- INSTRUCTION -
Collect all lines from the listing that include the string "lượng".

- MATERIAL SHOWN -
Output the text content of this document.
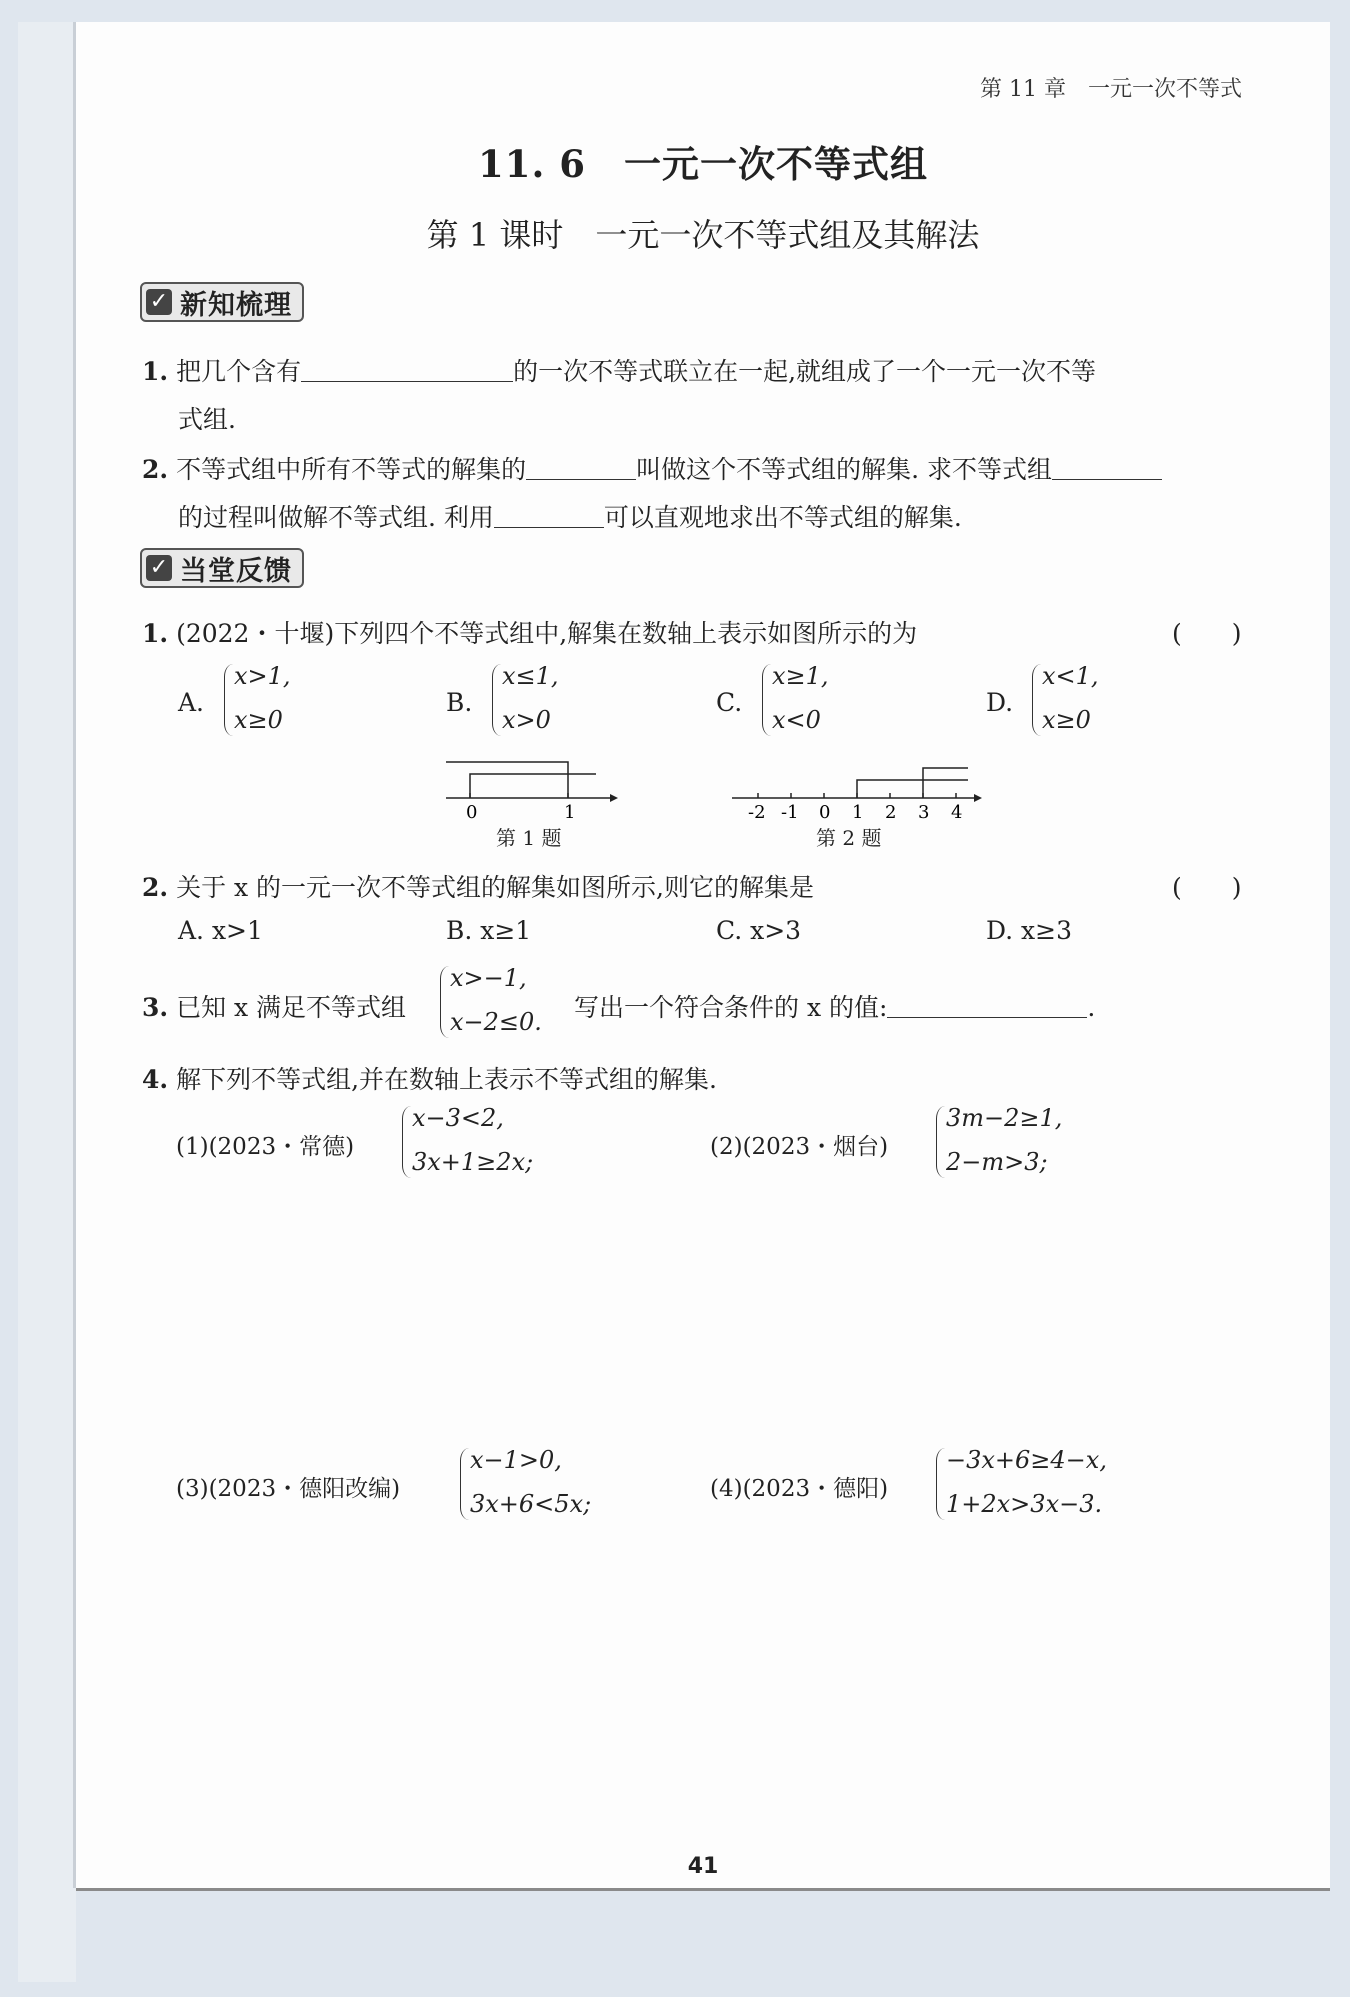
第 11 章　一元一次不等式
11. 6　一元一次不等式组
第 1 课时　一元一次不等式组及其解法
✓ 新知梳理
1. 把几个含有	的一次不等式联立在一起,就组成了一个一元一次不等
式组.
2. 不等式组中所有不等式的解集的	叫做这个不等式组的解集. 求不等式组
的过程叫做解不等式组. 利用	可以直观地求出不等式组的解集.
✓ 当堂反馈
1. (2022・十堰)下列四个不等式组中,解集在数轴上表示如图所示的为	(　　)
A.
x>1,
x≥0
B.
x≤1,
x>0
C.
x≥1,
x<0
D.
x<1,
x≥0
0	1
第 1 题
-2 -1 0 1 2 3 4
第 2 题
2. 关于 x 的一元一次不等式组的解集如图所示,则它的解集是	(　　)
A. x>1	B. x≥1	C. x>3	D. x≥3
3. 已知 x 满足不等式组
x>−1,
x−2≤0. 写出一个符合条件的 x 的值:	.
4. 解下列不等式组,并在数轴上表示不等式组的解集.
(1)(2023・常德)
x−3<2,
3x+1≥2x;
(2)(2023・烟台)
3m−2≥1,
2−m>3;
(3)(2023・德阳改编)
x−1>0,
3x+6<5x;
(4)(2023・德阳)
−3x+6≥4−x,
1+2x>3x−3.
41
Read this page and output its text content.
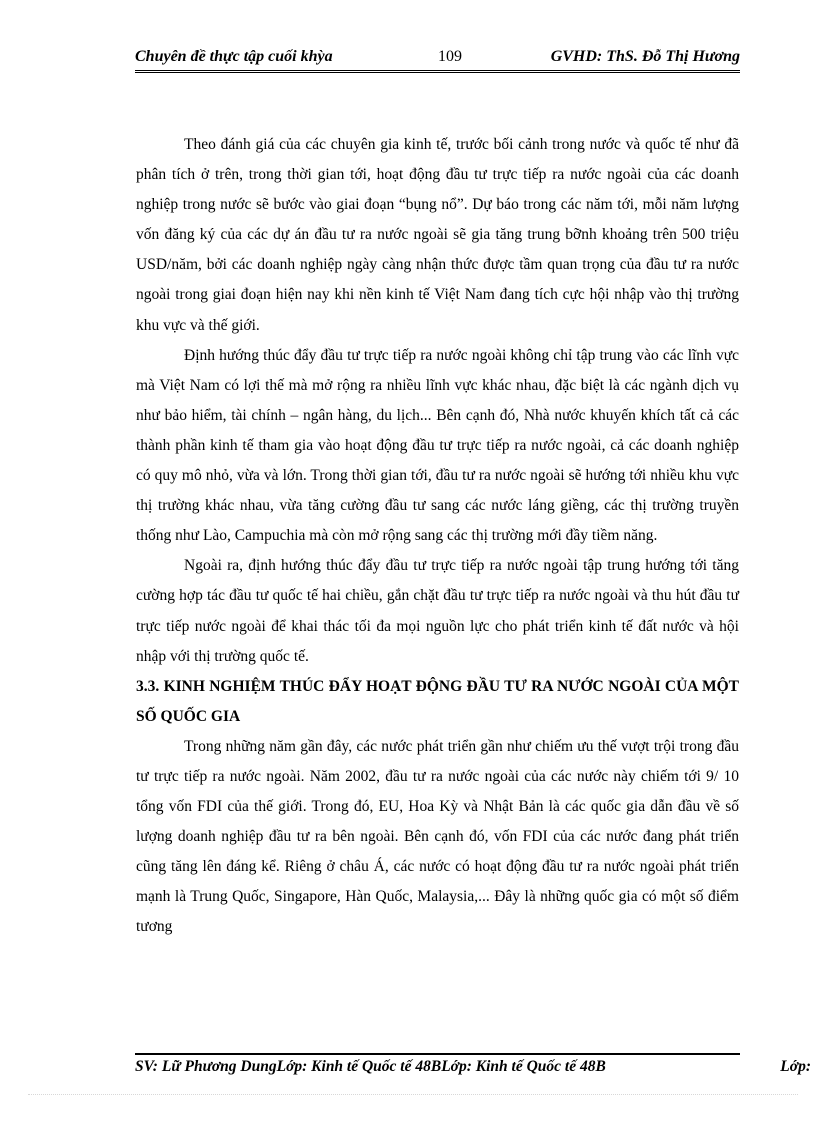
Chuyên đề thực tập cuối khỳa	109	GVHD: ThS. Đỗ Thị Hương

Theo đánh giá của các chuyên gia kinh tế, trước bối cảnh trong nước và quốc tế như đã phân tích ở trên, trong thời gian tới, hoạt động đầu tư trực tiếp ra nước ngoài của các doanh nghiệp trong nước sẽ bước vào giai đoạn “bụng nổ”. Dự báo trong các năm tới, mỗi năm lượng vốn đăng ký của các dự án đầu tư ra nước ngoài sẽ gia tăng trung bỡnh khoảng trên 500 triệu USD/năm, bởi các doanh nghiệp ngày càng nhận thức được tầm quan trọng của đầu tư ra nước ngoài trong giai đoạn hiện nay khi nền kinh tế Việt Nam đang tích cực hội nhập vào thị trường khu vực và thế giới.

Định hướng thúc đẩy đầu tư trực tiếp ra nước ngoài không chỉ tập trung vào các lĩnh vực mà Việt Nam có lợi thế mà mở rộng ra nhiều lĩnh vực khác nhau, đặc biệt là các ngành dịch vụ như bảo hiểm, tài chính – ngân hàng, du lịch... Bên cạnh đó, Nhà nước khuyến khích tất cả các thành phần kinh tế tham gia vào hoạt động đầu tư trực tiếp ra nước ngoài, cả các doanh nghiệp có quy mô nhỏ, vừa và lớn. Trong thời gian tới, đầu tư ra nước ngoài sẽ hướng tới nhiều khu vực thị trường khác nhau, vừa tăng cường đầu tư sang các nước láng giềng, các thị trường truyền thống như Lào, Campuchia mà còn mở rộng sang các thị trường mới đầy tiềm năng.

Ngoài ra, định hướng thúc đẩy đầu tư trực tiếp ra nước ngoài tập trung hướng tới tăng cường hợp tác đầu tư quốc tế hai chiều, gắn chặt đầu tư trực tiếp ra nước ngoài và thu hút đầu tư trực tiếp nước ngoài để khai thác tối đa mọi nguồn lực cho phát triển kinh tế đất nước và hội nhập với thị trường quốc tế.

3.3. KINH NGHIỆM THÚC ĐẨY HOẠT ĐỘNG ĐẦU TƯ RA NƯỚC NGOÀI CỦA MỘT SỐ QUỐC GIA

Trong những năm gần đây, các nước phát triển gần như chiếm ưu thế vượt trội trong đầu tư trực tiếp ra nước ngoài. Năm 2002, đầu tư ra nước ngoài của các nước này chiếm tới 9/ 10 tổng vốn FDI của thế giới. Trong đó, EU, Hoa Kỳ và Nhật Bản là các quốc gia dẫn đầu về số lượng doanh nghiệp đầu tư ra bên ngoài. Bên cạnh đó, vốn FDI của các nước đang phát triển cũng tăng lên đáng kể. Riêng ở châu Á, các nước có hoạt động đầu tư ra nước ngoài phát triển mạnh là Trung Quốc, Singapore, Hàn Quốc, Malaysia,... Đây là những quốc gia có một số điểm tương

SV: Lữ Phương DungLớp: Kinh tế Quốc tế 48BLớp: Kinh tế Quốc tế 48B	Lớp:
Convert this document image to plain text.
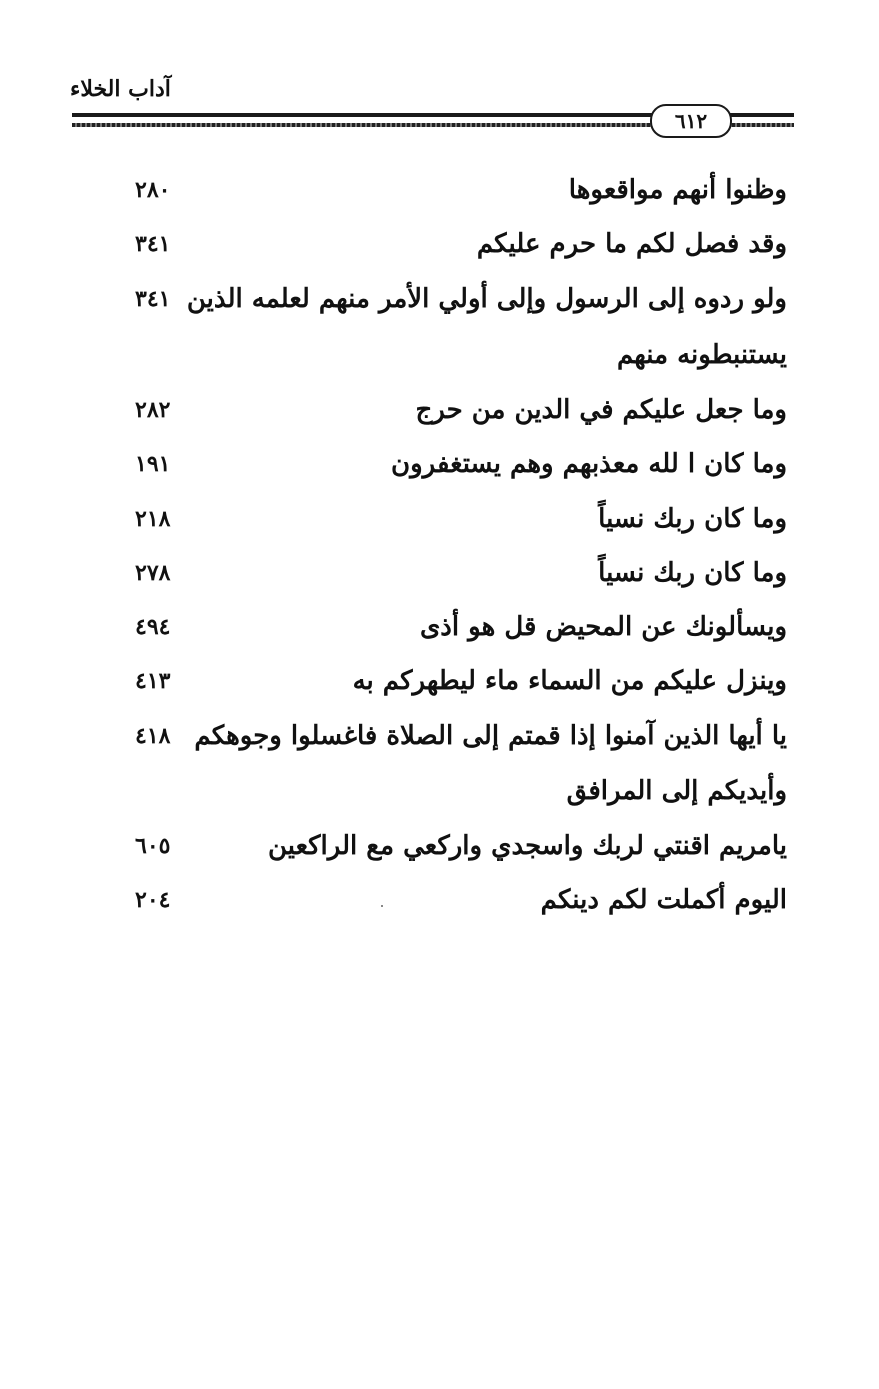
آداب الخلاء
٦١٢
وظنوا أنهم مواقعوها
٢٨٠
وقد فصل لكم ما حرم عليكم
٣٤١
ولو ردوه إلى الرسول وإلى أولي الأمر منهم لعلمه الذين
٣٤١
يستنبطونه منهم
وما جعل عليكم في الدين من حرج
٢٨٢
وما كان ا لله معذبهم وهم يستغفرون
١٩١
وما كان ربك نسياً
٢١٨
وما كان ربك نسياً
٢٧٨
ويسألونك عن المحيض قل هو أذى
٤٩٤
وينزل عليكم من السماء ماء ليطهركم به
٤١٣
يا أيها الذين آمنوا إذا قمتم إلى الصلاة فاغسلوا وجوهكم
٤١٨
وأيديكم إلى المرافق
يامريم اقنتي لربك واسجدي واركعي مع الراكعين
٦٠٥
اليوم أكملت لكم دينكم
٢٠٤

- THE SOLUTION -
Theo đánh giá của các chuyên gia kinh tế, trước bối cảnh trong nước và quốc tế như đã phân tích ở trên, trong thời gian tới, hoạt động đầu tư trực tiếp ra nước ngoài của các doanh nghiệp trong nước sẽ bước vào giai đoạn “bụng nổ”. Dự báo trong các năm tới, mỗi năm lượng vốn đăng ký của các dự án đầu tư ra nước ngoài sẽ gia tăng trung bỡnh khoảng trên 500 triệu USD/năm, bởi các doanh nghiệp ngày càng nhận thức được tầm quan trọng của đầu tư ra nước ngoài trong giai đoạn hiện nay khi nền kinh tế Việt Nam đang tích cực hội nhập vào thị trường khu vực và thế giới.
Trong những năm gần đây, các nước phát triển gần như chiếm ưu thế vượt trội trong đầu tư trực tiếp ra nước ngoài. Năm 2002, đầu tư ra nước ngoài của các nước này chiếm tới 9/ 10 tổng vốn FDI của thế giới. Trong đó, EU, Hoa Kỳ và Nhật Bản là các quốc gia dẫn đầu về số lượng doanh nghiệp đầu tư ra bên ngoài. Bên cạnh đó, vốn FDI của các nước đang phát triển cũng tăng lên đáng kể. Riêng ở châu Á, các nước có hoạt động đầu tư ra nước ngoài phát triển mạnh là Trung Quốc, Singapore, Hàn Quốc, Malaysia,... Đây là những quốc gia có một số điểm tương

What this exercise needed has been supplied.